Records:
◇ ◇ ◇ ◇ ◇ ◇ ◇
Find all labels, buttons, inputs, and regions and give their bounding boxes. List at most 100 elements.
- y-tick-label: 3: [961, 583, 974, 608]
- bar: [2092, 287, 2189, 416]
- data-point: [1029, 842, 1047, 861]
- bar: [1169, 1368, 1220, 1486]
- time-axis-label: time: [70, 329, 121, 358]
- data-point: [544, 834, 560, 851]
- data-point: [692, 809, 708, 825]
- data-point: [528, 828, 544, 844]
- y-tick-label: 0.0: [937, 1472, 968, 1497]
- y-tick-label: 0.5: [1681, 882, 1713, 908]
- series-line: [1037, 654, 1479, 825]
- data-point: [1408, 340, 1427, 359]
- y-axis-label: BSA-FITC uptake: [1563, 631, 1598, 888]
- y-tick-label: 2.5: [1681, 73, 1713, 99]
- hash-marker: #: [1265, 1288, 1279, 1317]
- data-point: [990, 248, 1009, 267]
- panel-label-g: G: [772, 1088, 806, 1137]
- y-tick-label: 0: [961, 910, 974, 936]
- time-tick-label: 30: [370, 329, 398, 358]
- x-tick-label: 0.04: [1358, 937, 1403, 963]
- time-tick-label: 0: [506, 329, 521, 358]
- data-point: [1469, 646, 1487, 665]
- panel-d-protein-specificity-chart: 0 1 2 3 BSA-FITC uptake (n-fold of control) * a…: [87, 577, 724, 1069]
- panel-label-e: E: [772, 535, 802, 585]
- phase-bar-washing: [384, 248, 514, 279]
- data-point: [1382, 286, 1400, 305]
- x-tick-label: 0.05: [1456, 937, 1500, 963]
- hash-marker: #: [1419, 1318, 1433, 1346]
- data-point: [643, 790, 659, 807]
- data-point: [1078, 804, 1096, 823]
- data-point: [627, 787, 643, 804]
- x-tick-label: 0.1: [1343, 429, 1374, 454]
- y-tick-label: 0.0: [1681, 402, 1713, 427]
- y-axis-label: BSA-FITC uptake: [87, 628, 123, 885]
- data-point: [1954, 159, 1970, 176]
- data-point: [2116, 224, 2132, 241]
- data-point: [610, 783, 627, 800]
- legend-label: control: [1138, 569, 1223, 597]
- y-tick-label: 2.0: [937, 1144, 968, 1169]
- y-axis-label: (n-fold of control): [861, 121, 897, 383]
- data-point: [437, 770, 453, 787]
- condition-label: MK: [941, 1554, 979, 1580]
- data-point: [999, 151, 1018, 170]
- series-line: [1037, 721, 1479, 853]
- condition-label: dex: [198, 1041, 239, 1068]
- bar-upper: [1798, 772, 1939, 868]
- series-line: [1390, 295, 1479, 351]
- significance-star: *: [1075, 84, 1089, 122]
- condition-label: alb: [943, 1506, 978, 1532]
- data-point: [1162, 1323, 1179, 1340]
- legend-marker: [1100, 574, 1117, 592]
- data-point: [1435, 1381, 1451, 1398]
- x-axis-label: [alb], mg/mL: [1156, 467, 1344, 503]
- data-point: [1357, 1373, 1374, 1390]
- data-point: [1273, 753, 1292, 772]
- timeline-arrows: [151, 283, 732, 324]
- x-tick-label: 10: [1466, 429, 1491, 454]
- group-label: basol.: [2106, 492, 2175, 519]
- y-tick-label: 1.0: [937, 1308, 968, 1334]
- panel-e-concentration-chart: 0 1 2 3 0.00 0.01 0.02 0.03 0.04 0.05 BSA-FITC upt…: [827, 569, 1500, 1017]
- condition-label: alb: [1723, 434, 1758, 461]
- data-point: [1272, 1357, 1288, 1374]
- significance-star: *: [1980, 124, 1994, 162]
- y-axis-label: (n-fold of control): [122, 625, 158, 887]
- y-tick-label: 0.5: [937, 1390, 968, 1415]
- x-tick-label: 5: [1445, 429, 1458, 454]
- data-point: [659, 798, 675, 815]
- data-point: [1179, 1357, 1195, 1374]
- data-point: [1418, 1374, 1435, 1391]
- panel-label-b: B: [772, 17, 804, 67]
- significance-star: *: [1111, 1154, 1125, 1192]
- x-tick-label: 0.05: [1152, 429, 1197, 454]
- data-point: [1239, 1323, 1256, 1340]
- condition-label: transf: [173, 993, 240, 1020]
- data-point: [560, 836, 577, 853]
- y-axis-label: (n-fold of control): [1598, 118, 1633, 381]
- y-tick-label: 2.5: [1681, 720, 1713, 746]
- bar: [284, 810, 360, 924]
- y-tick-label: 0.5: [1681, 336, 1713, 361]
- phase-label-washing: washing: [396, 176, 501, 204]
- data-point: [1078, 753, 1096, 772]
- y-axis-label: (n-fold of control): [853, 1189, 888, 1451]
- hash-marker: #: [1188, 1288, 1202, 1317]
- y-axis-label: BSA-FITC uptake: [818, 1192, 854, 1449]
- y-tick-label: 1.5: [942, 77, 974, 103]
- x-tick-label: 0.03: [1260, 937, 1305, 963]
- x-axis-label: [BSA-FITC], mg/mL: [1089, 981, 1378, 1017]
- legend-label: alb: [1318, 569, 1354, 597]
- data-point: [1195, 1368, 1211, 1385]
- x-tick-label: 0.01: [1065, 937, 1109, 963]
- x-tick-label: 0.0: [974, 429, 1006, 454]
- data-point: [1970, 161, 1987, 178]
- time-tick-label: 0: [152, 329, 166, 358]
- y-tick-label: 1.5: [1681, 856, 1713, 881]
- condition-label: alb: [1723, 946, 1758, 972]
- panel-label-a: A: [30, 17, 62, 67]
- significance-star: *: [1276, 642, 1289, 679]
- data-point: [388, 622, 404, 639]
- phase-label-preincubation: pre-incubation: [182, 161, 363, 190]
◇ ◇ ◇ ◇ ◇ ◇ ◇
Aim of the exercise:
Every line above must be repeated exactly as it appears.

Written answer:
Find all labels, buttons, inputs, and regions and give their bounding boxes. List at most 100 elements.
- y-tick-label: 3: [961, 583, 974, 608]
- bar: [2092, 287, 2189, 416]
- data-point: [1029, 842, 1047, 861]
- bar: [1169, 1368, 1220, 1486]
- time-axis-label: time: [70, 329, 121, 358]
- data-point: [544, 834, 560, 851]
- data-point: [692, 809, 708, 825]
- data-point: [528, 828, 544, 844]
- y-tick-label: 0.0: [937, 1472, 968, 1497]
- y-tick-label: 0.5: [1681, 882, 1713, 908]
- series-line: [1037, 654, 1479, 825]
- data-point: [1408, 340, 1427, 359]
- y-axis-label: BSA-FITC uptake: [1563, 631, 1598, 888]
- y-tick-label: 2.5: [1681, 73, 1713, 99]
- hash-marker: #: [1265, 1288, 1279, 1317]
- data-point: [990, 248, 1009, 267]
- panel-label-g: G: [772, 1088, 806, 1137]
- y-tick-label: 0: [961, 910, 974, 936]
- time-tick-label: 30: [370, 329, 398, 358]
- x-tick-label: 0.04: [1358, 937, 1403, 963]
- time-tick-label: 0: [506, 329, 521, 358]
- data-point: [1469, 646, 1487, 665]
- panel-d-protein-specificity-chart: 0 1 2 3 BSA-FITC uptake (n-fold of control) * a…: [87, 577, 724, 1069]
- panel-label-e: E: [772, 535, 802, 585]
- phase-bar-washing: [384, 248, 514, 279]
- data-point: [1382, 286, 1400, 305]
- x-tick-label: 0.05: [1456, 937, 1500, 963]
- hash-marker: #: [1419, 1318, 1433, 1346]
- data-point: [643, 790, 659, 807]
- data-point: [1078, 804, 1096, 823]
- data-point: [627, 787, 643, 804]
- x-tick-label: 0.1: [1343, 429, 1374, 454]
- y-tick-label: 0.0: [1681, 402, 1713, 427]
- y-axis-label: BSA-FITC uptake: [87, 628, 123, 885]
- data-point: [1954, 159, 1970, 176]
- data-point: [2116, 224, 2132, 241]
- data-point: [610, 783, 627, 800]
- legend-label: control: [1138, 569, 1223, 597]
- y-tick-label: 2.0: [937, 1144, 968, 1169]
- y-axis-label: (n-fold of control): [861, 121, 897, 383]
- data-point: [437, 770, 453, 787]
- condition-label: MK: [941, 1554, 979, 1580]
- data-point: [999, 151, 1018, 170]
- series-line: [1037, 721, 1479, 853]
- condition-label: dex: [198, 1041, 239, 1068]
- bar-upper: [1798, 772, 1939, 868]
- series-line: [1390, 295, 1479, 351]
- significance-star: *: [1075, 84, 1089, 122]
- condition-label: alb: [943, 1506, 978, 1532]
- data-point: [1162, 1323, 1179, 1340]
- legend-marker: [1100, 574, 1117, 592]
- data-point: [1435, 1381, 1451, 1398]
- x-axis-label: [alb], mg/mL: [1156, 467, 1344, 503]
- data-point: [1357, 1373, 1374, 1390]
- data-point: [1273, 753, 1292, 772]
- timeline-arrows: [151, 283, 732, 324]
- x-tick-label: 10: [1466, 429, 1491, 454]
- group-label: basol.: [2106, 492, 2175, 519]
- y-tick-label: 1.0: [937, 1308, 968, 1334]
- panel-e-concentration-chart: 0 1 2 3 0.00 0.01 0.02 0.03 0.04 0.05 BSA-FITC upt…: [827, 569, 1500, 1017]
- condition-label: alb: [1723, 434, 1758, 461]
- data-point: [1272, 1357, 1288, 1374]
- significance-star: *: [1980, 124, 1994, 162]
- y-axis-label: (n-fold of control): [122, 625, 158, 887]
- y-tick-label: 0.5: [937, 1390, 968, 1415]
- x-tick-label: 5: [1445, 429, 1458, 454]
- data-point: [659, 798, 675, 815]
- data-point: [1179, 1357, 1195, 1374]
- data-point: [1418, 1374, 1435, 1391]
- panel-label-b: B: [772, 17, 804, 67]
- significance-star: *: [1111, 1154, 1125, 1192]
- x-tick-label: 0.05: [1152, 429, 1197, 454]
- data-point: [1239, 1323, 1256, 1340]
- condition-label: transf: [173, 993, 240, 1020]
- data-point: [560, 836, 577, 853]
- y-axis-label: (n-fold of control): [1598, 118, 1633, 381]
- y-tick-label: 2.5: [1681, 720, 1713, 746]
- bar: [284, 810, 360, 924]
- y-tick-label: 0.5: [1681, 336, 1713, 361]
- phase-label-washing: washing: [396, 176, 501, 204]
- data-point: [1078, 753, 1096, 772]
- y-axis-label: (n-fold of control): [853, 1189, 888, 1451]
- hash-marker: #: [1188, 1288, 1202, 1317]
- y-axis-label: BSA-FITC uptake: [818, 1192, 854, 1449]
- y-tick-label: 1.5: [942, 77, 974, 103]
- x-tick-label: 0.03: [1260, 937, 1305, 963]
- x-axis-label: [BSA-FITC], mg/mL: [1089, 981, 1378, 1017]
- legend-label: alb: [1318, 569, 1354, 597]
- data-point: [1195, 1368, 1211, 1385]
- x-tick-label: 0.01: [1065, 937, 1109, 963]
- x-tick-label: 0.0: [974, 429, 1006, 454]
- data-point: [1970, 161, 1987, 178]
- time-tick-label: 0: [152, 329, 166, 358]
- y-tick-label: 1.5: [1681, 856, 1713, 881]
- condition-label: alb: [1723, 946, 1758, 972]
- panel-label-a: A: [30, 17, 62, 67]
- significance-star: *: [1276, 642, 1289, 679]
- data-point: [388, 622, 404, 639]
- phase-label-preincubation: pre-incubation: [182, 161, 363, 190]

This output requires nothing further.